-- Source document --
= = = = =

Re: Performance problems on retrieving fields

Posted by Michael McCandless <lu...@mikemccandless.com>.
What a neat search engine!  (Searching stack traces).

Unfortunately, loading stored fields is slowish -- it entails 2 disk
seeks under the hood.  Really you should retrieve at most a page worth
of docs, in the serial path of a query.  How many are you retrieving
per query?

That said, you shouldn't use LAZY_LOAD if you know you will need the
value.  Also, it's possible that sorting the docIDs (ascending) first
may get you better performance since your load is then a single scan
of the 2 files in the index.

You may want to use FieldCache.DEFAULT.getStrings instead -- this
gives you a very fast String[], but, may suck up tons of memory
depending on how many unique frames there are (how do you index each
frame?).

Mike

On Thu, Sep 9, 2010 at 4:01 AM, Johannes Lerch
<le...@googlemail.com> wrote:
> Hi,
>
> i am working on a search for stacktraces. To do this i implemented my own
> Query, Weight and Scorer. I save exception, method and the frames as fields
> in the index and am able to pick relevant documents by matching those fields
> with my query stacktrace (using IndexReader.termDocs()). I implemented my
> own scoring which is calculated pairwise for stacktraces (the one of the
> query and each of the relevant documents). For this scoring i calculate a
> similarity between both traces by comparing the frames if they exist in both
> and also check for ordering. This works similar as diff on text/source code.
> My problem is, that i need all frames contained in both stacktraces, so i
> have to retrieve all frame fields of the stored stacktraces. For now i do
> this with:
> Document document = reader.document(doc, new FieldSelector() {
>            @Override
>            public FieldSelectorResult accept(String fieldName) {
>                if(Indexer.FIELD_FRAMES.equals(fieldName))
>                    return FieldSelectorResult.LAZY_LOAD;
>                else
>                    return FieldSelectorResult.NO_LOAD;
>            }
>        });
> Fieldable[] fieldables = document.getFieldables(Indexer.FIELD_FRAMES);
>
> But this call really decreases performance to something which is not
> agreeable for me (>10 times slower on 100000 stacktraces in index). So my
> question is, are there are other ways to get stored fields or do you have
> ideas for workarounds. Would it be better to store all stacktraces in a
> database and retrieve them from there? If so how do i get the docId of
> stacktraces i wrote to the index?
>
> Regards,
> Johannes
>

= = = = =

-- Raw data --
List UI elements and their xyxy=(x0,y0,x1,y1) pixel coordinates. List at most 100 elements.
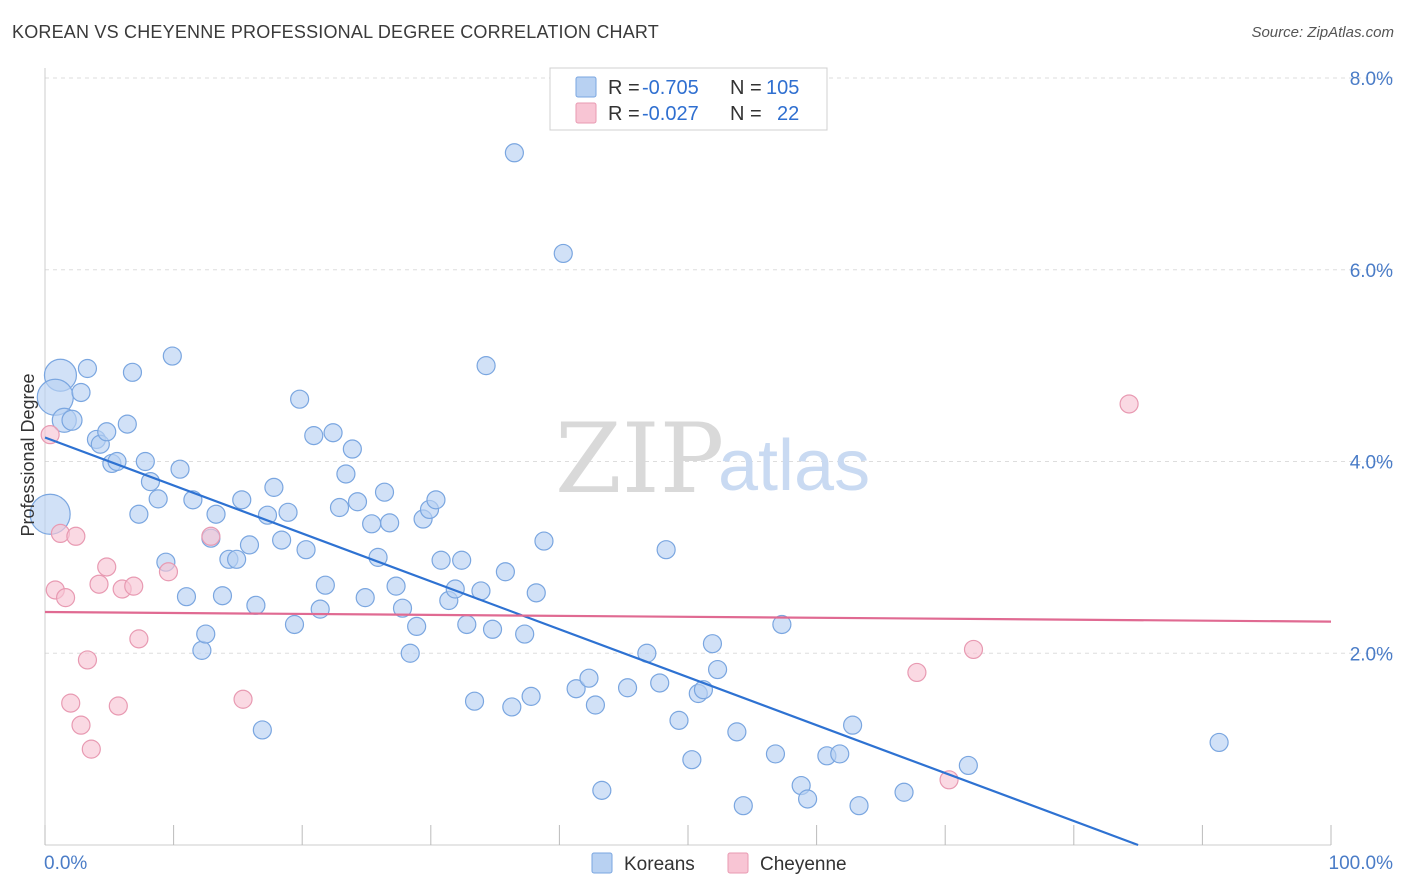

= = = = =

-- Tasks to complete --
A: Translate this sentence from the thread about retrieving fields into Spanish: "That said, you shouldn't use LAZY_LOAD if you know you will need the value."
B: From the thread about retrieving fields, print everything from "That said, you" down to "in the index.", copied character for character.

-- Set of answers --
A: Dicho esto, no deberías usar LAZY_LOAD si sabes que vas a necesitar el valor.

B:
That said, you shouldn't use LAZY_LOAD if you know you will need the
value.  Also, it's possible that sorting the docIDs (ascending) first
may get you better performance since your load is then a single scan
of the 2 files in the index.